[Dataset entries]
|---|
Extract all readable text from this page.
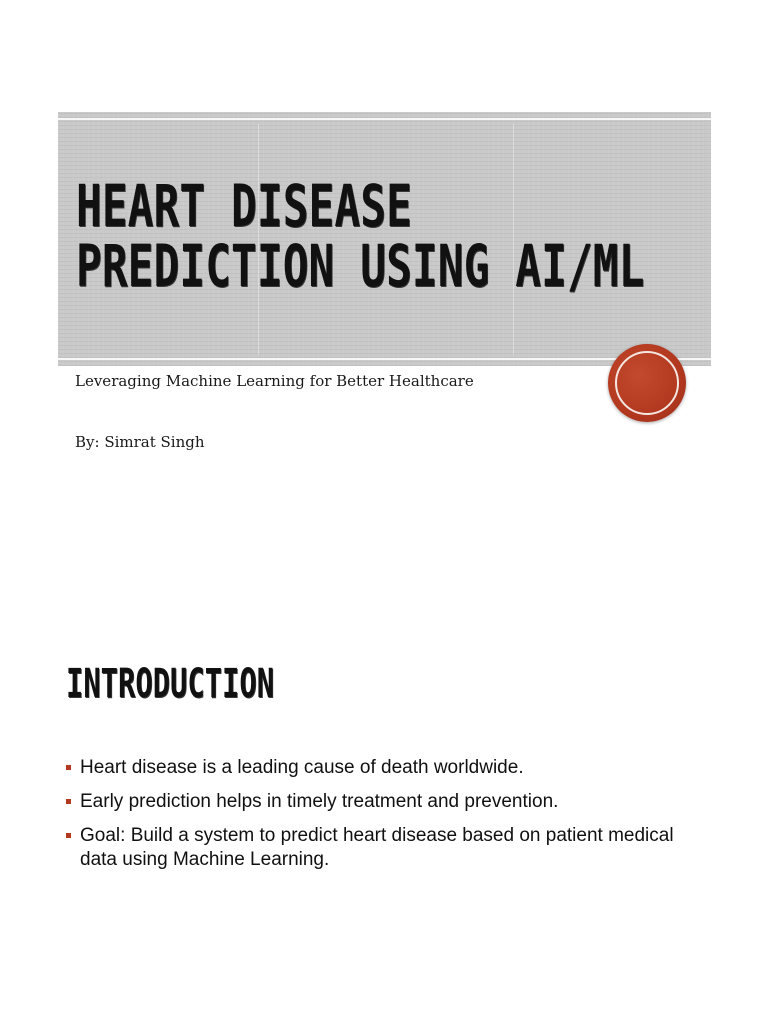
HEART DISEASE
PREDICTION USING AI/ML
Leveraging Machine Learning for Better Healthcare
By: Simrat Singh
INTRODUCTION
Heart disease is a leading cause of death worldwide.
Early prediction helps in timely treatment and prevention.
Goal: Build a system to predict heart disease based on patient medical data using Machine Learning.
|---|
◆ What this task involves ◆
Copy every line of the listing where the word "Learning" appears.

◆ Correct answer ◆
Leveraging Machine Learning for Better Healthcare
Goal: Build a system to predict heart disease based on patient medical data using Machine Learning.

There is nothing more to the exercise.